===== Information given =====

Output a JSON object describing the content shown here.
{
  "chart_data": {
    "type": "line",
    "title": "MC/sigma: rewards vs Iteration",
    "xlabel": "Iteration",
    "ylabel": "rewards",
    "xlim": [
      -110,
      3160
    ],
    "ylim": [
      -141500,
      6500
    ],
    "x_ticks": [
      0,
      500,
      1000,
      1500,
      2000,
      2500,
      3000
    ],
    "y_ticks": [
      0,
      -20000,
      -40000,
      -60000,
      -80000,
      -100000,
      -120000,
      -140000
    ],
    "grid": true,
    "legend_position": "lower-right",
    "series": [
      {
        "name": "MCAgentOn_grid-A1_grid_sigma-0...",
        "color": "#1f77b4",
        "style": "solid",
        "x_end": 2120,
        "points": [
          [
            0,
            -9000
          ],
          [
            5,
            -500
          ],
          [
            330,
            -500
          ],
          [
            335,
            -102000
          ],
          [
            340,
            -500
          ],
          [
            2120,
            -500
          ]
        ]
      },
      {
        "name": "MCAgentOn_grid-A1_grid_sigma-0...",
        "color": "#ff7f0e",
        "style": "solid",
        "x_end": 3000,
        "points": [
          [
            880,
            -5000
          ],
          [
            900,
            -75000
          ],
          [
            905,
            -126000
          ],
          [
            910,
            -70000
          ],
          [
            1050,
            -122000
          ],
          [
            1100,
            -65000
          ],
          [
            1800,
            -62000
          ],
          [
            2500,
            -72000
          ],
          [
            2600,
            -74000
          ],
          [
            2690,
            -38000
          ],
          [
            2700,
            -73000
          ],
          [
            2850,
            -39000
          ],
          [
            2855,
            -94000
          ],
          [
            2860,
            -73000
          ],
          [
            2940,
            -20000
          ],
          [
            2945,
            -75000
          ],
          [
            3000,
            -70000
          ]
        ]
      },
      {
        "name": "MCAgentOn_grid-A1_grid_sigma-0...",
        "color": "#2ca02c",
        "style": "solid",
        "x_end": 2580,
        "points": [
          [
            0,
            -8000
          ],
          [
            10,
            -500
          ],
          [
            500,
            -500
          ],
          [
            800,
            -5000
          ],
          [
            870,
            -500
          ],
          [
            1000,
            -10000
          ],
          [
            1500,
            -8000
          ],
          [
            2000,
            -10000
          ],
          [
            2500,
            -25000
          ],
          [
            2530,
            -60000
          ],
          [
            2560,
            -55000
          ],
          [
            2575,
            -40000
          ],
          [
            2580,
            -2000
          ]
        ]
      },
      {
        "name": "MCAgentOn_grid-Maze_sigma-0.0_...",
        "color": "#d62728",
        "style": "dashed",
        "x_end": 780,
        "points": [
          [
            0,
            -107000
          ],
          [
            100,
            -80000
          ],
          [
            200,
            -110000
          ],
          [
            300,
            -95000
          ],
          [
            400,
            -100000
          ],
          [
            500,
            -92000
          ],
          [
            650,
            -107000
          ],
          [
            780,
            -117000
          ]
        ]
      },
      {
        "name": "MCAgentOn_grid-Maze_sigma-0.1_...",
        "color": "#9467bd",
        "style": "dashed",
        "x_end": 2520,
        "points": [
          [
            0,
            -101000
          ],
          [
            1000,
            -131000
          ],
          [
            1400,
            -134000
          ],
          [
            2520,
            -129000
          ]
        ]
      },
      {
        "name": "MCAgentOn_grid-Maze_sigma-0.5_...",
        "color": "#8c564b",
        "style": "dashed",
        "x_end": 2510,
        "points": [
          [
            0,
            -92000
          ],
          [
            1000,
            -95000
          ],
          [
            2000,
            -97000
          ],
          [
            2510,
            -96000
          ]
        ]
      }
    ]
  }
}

=====

Extract each record, keeping it identical to the original.

### Result below
Output a JSON object describing the content shown here.
{
  "chart_data": {
    "type": "line",
    "title": "MC/sigma: rewards vs Iteration",
    "xlabel": "Iteration",
    "ylabel": "rewards",
    "xlim": [
      -110,
      3160
    ],
    "ylim": [
      -141500,
      6500
    ],
    "x_ticks": [
      0,
      500,
      1000,
      1500,
      2000,
      2500,
      3000
    ],
    "y_ticks": [
      0,
      -20000,
      -40000,
      -60000,
      -80000,
      -100000,
      -120000,
      -140000
    ],
    "grid": true,
    "legend_position": "lower-right",
    "series": [
      {
        "name": "MCAgentOn_grid-A1_grid_sigma-0...",
        "color": "#1f77b4",
        "style": "solid",
        "x_end": 2120,
        "points": [
          [
            0,
            -9000
          ],
          [
            5,
            -500
          ],
          [
            330,
            -500
          ],
          [
            335,
            -102000
          ],
          [
            340,
            -500
          ],
          [
            2120,
            -500
          ]
        ]
      },
      {
        "name": "MCAgentOn_grid-A1_grid_sigma-0...",
        "color": "#ff7f0e",
        "style": "solid",
        "x_end": 3000,
        "points": [
          [
            880,
            -5000
          ],
          [
            900,
            -75000
          ],
          [
            905,
            -126000
          ],
          [
            910,
            -70000
          ],
          [
            1050,
            -122000
          ],
          [
            1100,
            -65000
          ],
          [
            1800,
            -62000
          ],
          [
            2500,
            -72000
          ],
          [
            2600,
            -74000
          ],
          [
            2690,
            -38000
          ],
          [
            2700,
            -73000
          ],
          [
            2850,
            -39000
          ],
          [
            2855,
            -94000
          ],
          [
            2860,
            -73000
          ],
          [
            2940,
            -20000
          ],
          [
            2945,
            -75000
          ],
          [
            3000,
            -70000
          ]
        ]
      },
      {
        "name": "MCAgentOn_grid-A1_grid_sigma-0...",
        "color": "#2ca02c",
        "style": "solid",
        "x_end": 2580,
        "points": [
          [
            0,
            -8000
          ],
          [
            10,
            -500
          ],
          [
            500,
            -500
          ],
          [
            800,
            -5000
          ],
          [
            870,
            -500
          ],
          [
            1000,
            -10000
          ],
          [
            1500,
            -8000
          ],
          [
            2000,
            -10000
          ],
          [
            2500,
            -25000
          ],
          [
            2530,
            -60000
          ],
          [
            2560,
            -55000
          ],
          [
            2575,
            -40000
          ],
          [
            2580,
            -2000
          ]
        ]
      },
      {
        "name": "MCAgentOn_grid-Maze_sigma-0.0_...",
        "color": "#d62728",
        "style": "dashed",
        "x_end": 780,
        "points": [
          [
            0,
            -107000
          ],
          [
            100,
            -80000
          ],
          [
            200,
            -110000
          ],
          [
            300,
            -95000
          ],
          [
            400,
            -100000
          ],
          [
            500,
            -92000
          ],
          [
            650,
            -107000
          ],
          [
            780,
            -117000
          ]
        ]
      },
      {
        "name": "MCAgentOn_grid-Maze_sigma-0.1_...",
        "color": "#9467bd",
        "style": "dashed",
        "x_end": 2520,
        "points": [
          [
            0,
            -101000
          ],
          [
            1000,
            -131000
          ],
          [
            1400,
            -134000
          ],
          [
            2520,
            -129000
          ]
        ]
      },
      {
        "name": "MCAgentOn_grid-Maze_sigma-0.5_...",
        "color": "#8c564b",
        "style": "dashed",
        "x_end": 2510,
        "points": [
          [
            0,
            -92000
          ],
          [
            1000,
            -95000
          ],
          [
            2000,
            -97000
          ],
          [
            2510,
            -96000
          ]
        ]
      }
    ]
  }
}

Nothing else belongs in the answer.